Tekstfragment —
--
Vonnis 30 augustus 2001
Rolnummer 43421/1998
De arrondissementsrechtbank te Maastricht, enkelvoudige kamer, belast met de behandeling van burgerlijke zaken, heeft het navolgende vonnis gewezen in de zaak van:
[eiseres in conventie, verweerster in reconventie],
gevestigd te [vestigingsplaats] ,
eiseres in conventie, verweerster in reconventie, procureur Mr. F.G.F.M. Tripels;
tegen

1.de besloten vennootschap met beperkte aansprakelijkheid SFIDA LOGISTICA B.V.,

gevestigd te Nuth,
2.
de besloten vennootschap met beperkte aansprakelijkheid LIMIJ INTERNATIONAAL EXPEDITIE- EN TRANSPORTBEDRIJF B.V.,
gevestigd te Heerlen,
3.
de besloten vennootschap met beperkte aansprakelijkheid LIMIJ INTERNATIONAL B.V.,
gevestigd te Nuth,
4.
--
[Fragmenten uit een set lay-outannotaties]
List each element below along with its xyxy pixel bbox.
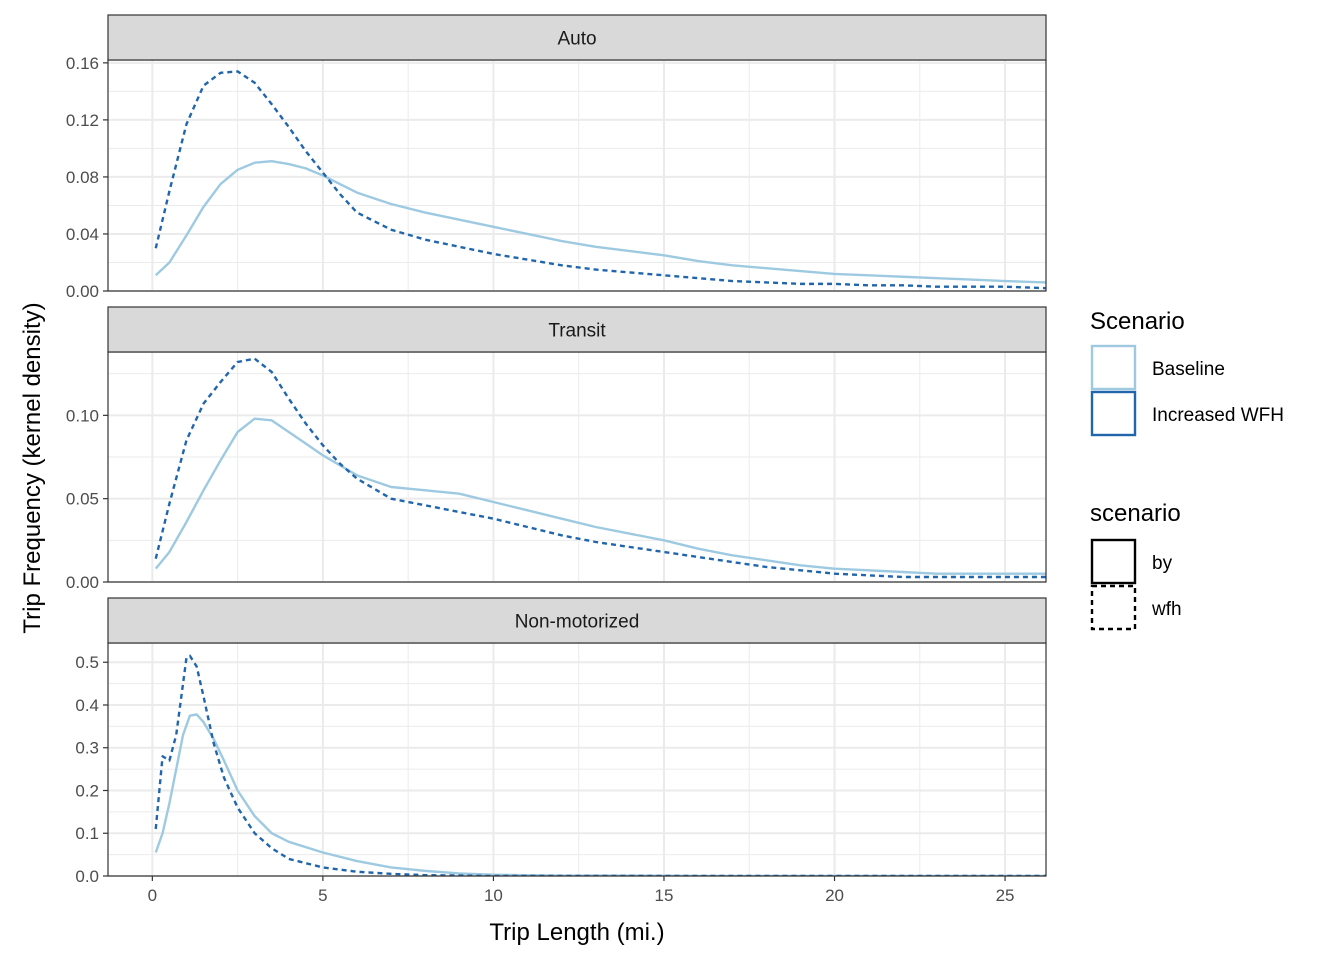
series-line-baseline	[154, 713, 1046, 876]
x-tick-label: 20	[825, 886, 844, 905]
y-tick-label: 0.04	[66, 225, 99, 244]
y-tick-label: 0.10	[66, 406, 99, 425]
facet-panel-auto: Auto 0.00 0.04 0.08 0.12 0.16	[66, 14, 1047, 301]
legend-key	[1090, 538, 1137, 585]
legend-label: wfh	[1151, 599, 1182, 620]
y-tick-label: 0.5	[75, 653, 99, 672]
panel-background	[108, 60, 1046, 291]
x-tick-label: 0	[148, 886, 157, 905]
y-tick-label: 0.08	[66, 168, 99, 187]
series-line-increased-wfh	[154, 70, 1046, 290]
y-tick-label: 0.05	[66, 490, 99, 509]
y-tick-label: 0.4	[75, 696, 99, 715]
legend-title: Scenario	[1090, 308, 1185, 335]
x-tick-label: 5	[318, 886, 327, 905]
y-tick-label: 0.12	[66, 111, 99, 130]
y-tick-label: 0.00	[66, 282, 99, 301]
x-tick-label: 15	[655, 886, 674, 905]
y-tick-label: 0.16	[66, 54, 99, 73]
legend-scenario: Scenario Baseline Increased WFH	[1090, 308, 1284, 437]
y-tick-label: 0.3	[75, 739, 99, 758]
facet-strip-label: Auto	[557, 29, 596, 50]
facet-strip	[107, 306, 1047, 353]
facet-strip-label: Transit	[548, 321, 606, 342]
series-line-increased-wfh	[154, 654, 1046, 876]
panel-background	[108, 352, 1046, 582]
legend-label: Baseline	[1152, 359, 1225, 380]
x-axis: 0 5 10 15 20 25	[148, 876, 1015, 905]
legend-scenario: scenario by wfh	[1090, 500, 1182, 631]
legend-title: scenario	[1090, 500, 1181, 527]
facet-strip	[107, 14, 1047, 61]
legend-key	[1090, 584, 1137, 631]
y-tick-label: 0.1	[75, 824, 99, 843]
x-tick-label: 25	[996, 886, 1015, 905]
x-axis-title: Trip Length (mi.)	[489, 919, 664, 946]
y-tick-label: 0.0	[75, 867, 99, 886]
facet-strip-label: Non-motorized	[515, 612, 640, 633]
legend-key	[1090, 344, 1137, 391]
legend-key	[1090, 390, 1137, 437]
y-tick-label: 0.2	[75, 781, 99, 800]
series-line-baseline	[154, 160, 1046, 284]
panel-background	[108, 643, 1046, 876]
legend-label: Increased WFH	[1152, 405, 1284, 426]
y-tick-label: 0.00	[66, 573, 99, 592]
facet-panels: Auto 0.00 0.04 0.08 0.12 0.16 Transit 0.00 0.05 0…	[66, 14, 1047, 886]
x-tick-label: 10	[484, 886, 503, 905]
facet-strip	[107, 597, 1047, 644]
series-line-baseline	[154, 417, 1046, 575]
y-axis-title: Trip Frequency (kernel density)	[19, 302, 46, 633]
legend: Scenario Baseline Increased WFH scenario by w…	[1090, 308, 1284, 631]
facet-panel-non-motorized: Non-motorized 0.0 0.1 0.2 0.3 0.4 0.5	[75, 597, 1047, 886]
legend-label: by	[1152, 553, 1173, 574]
facet-panel-transit: Transit 0.00 0.05 0.10	[66, 306, 1047, 592]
--
Opdracht — Welke rechtbank heeft volgens het tekstfragment het vonnis gewezen?

Antwoord — De arrondissementsrechtbank te Maastricht, enkelvoudige kamer.